*TEXT FOR ANALYSIS:*
============
MRI showing opacification of the left maxillary sinus.

Treatment

The patient was offered surgery to the maxillary sinus and opted to undergo a left maxillary balloon sinuplasty (figure 3). He chose balloon sinuplasty as he wished to have any procedure undertaken with local rather than general anaesthetic. After successful dilation of the maxillary ostium, sinus irrigation produced a large amount of viscous grey mucus. This was sent for microscopy, culture and sensitivity and grew Scedosporium apiospermum on fungal culture (figure 4). Topical nasacort (triamcinolone acetonide) and gentamicin were injected into the sinus cavity at the time of surgery. The senior author routinely uses a solution of saline containing baby shampoo and gentamicin for sinus washout; the fungal content was only identified in the lab subsequently.

Figure 3.

Figure 3

Introduction of balloon to maxillary sinus.

Figure 4.

Figure 4

Scedosporium apiospermum.

Outcome and follow-up

Postoperatively cacosmia resolved without antifungal agents. Subjective sense of smell also improved and remained improved 4 months later.
============
Document structure recognition records
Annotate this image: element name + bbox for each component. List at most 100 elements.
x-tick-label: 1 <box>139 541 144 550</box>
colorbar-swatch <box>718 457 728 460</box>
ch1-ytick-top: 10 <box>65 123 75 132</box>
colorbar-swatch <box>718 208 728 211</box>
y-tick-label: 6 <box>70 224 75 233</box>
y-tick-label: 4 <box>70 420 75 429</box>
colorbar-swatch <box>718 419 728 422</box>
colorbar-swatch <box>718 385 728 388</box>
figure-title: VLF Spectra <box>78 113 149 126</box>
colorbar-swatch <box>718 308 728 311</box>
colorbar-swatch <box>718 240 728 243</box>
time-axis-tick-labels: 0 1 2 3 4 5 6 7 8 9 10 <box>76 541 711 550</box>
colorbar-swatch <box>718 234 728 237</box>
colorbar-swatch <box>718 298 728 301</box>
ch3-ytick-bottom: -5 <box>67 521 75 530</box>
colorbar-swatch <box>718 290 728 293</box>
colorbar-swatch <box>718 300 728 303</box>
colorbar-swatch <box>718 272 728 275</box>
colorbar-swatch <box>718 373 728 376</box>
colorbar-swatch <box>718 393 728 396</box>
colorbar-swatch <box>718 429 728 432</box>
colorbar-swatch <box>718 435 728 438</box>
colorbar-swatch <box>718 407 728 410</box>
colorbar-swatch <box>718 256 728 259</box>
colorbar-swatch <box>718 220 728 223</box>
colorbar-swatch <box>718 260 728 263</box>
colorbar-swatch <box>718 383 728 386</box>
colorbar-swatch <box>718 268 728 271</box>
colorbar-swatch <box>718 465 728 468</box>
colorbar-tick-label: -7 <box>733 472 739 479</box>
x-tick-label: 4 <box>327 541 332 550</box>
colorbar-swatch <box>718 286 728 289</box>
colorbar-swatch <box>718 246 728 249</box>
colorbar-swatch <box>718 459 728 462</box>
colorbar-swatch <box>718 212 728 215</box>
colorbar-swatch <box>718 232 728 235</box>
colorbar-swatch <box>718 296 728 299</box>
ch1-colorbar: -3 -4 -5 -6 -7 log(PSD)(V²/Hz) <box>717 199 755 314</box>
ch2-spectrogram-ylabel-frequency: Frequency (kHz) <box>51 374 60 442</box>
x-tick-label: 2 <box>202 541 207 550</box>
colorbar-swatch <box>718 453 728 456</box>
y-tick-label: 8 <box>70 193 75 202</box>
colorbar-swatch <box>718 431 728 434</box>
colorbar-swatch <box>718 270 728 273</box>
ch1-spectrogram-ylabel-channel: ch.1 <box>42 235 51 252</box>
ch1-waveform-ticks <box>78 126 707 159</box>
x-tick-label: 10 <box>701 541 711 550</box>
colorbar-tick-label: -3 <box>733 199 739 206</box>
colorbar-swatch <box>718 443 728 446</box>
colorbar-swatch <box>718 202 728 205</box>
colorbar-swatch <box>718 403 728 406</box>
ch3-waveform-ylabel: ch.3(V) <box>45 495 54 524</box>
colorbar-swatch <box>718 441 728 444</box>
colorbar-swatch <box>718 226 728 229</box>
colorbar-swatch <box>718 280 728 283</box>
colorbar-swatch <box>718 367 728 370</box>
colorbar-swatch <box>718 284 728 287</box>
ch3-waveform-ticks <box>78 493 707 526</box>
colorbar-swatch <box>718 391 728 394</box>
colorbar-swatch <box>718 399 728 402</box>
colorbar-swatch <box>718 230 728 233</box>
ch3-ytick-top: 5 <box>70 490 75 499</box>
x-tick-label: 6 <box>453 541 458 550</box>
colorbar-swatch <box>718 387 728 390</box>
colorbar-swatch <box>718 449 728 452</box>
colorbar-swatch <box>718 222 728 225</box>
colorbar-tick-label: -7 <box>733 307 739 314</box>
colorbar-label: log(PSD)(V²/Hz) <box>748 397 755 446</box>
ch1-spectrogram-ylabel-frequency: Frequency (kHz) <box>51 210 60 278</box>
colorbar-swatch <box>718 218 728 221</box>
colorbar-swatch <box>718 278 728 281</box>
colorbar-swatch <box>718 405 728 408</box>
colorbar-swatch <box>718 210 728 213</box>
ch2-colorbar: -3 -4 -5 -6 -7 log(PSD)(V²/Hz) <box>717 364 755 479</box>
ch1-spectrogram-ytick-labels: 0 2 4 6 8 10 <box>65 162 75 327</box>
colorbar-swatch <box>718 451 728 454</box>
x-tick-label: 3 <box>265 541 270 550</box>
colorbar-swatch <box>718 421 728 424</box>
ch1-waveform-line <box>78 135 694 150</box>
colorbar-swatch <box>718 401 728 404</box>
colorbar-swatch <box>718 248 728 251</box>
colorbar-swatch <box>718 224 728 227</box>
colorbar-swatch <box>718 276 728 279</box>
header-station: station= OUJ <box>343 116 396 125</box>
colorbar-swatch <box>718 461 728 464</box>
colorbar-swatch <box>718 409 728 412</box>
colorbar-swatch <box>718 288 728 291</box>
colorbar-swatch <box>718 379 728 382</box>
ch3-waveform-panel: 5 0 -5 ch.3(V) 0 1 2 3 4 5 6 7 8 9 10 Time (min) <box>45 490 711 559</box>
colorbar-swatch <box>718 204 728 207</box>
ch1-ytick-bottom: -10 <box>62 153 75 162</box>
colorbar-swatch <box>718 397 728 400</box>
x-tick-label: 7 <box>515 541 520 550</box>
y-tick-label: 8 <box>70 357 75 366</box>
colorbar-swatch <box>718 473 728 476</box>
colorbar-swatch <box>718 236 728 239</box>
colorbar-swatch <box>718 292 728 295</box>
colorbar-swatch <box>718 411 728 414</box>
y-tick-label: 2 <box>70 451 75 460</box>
============
*YOUR TASKS:*
1. In the sinus case report, which organism grew on fungal culture of the mucus from the sinus irrigation?
2. Reproduce the portion of the sinus case report that begins at the words "Introduction of balloon" and ends after the words "improved 4 months later.".

*ANSWER LIST:*
1. Scedosporium apiospermum

2.
Introduction of balloon to maxillary sinus.

Figure 4.

Figure 4

Scedosporium apiospermum.

Outcome and follow-up

Postoperatively cacosmia resolved without antifungal agents. Subjective sense of smell also improved and remained improved 4 months later.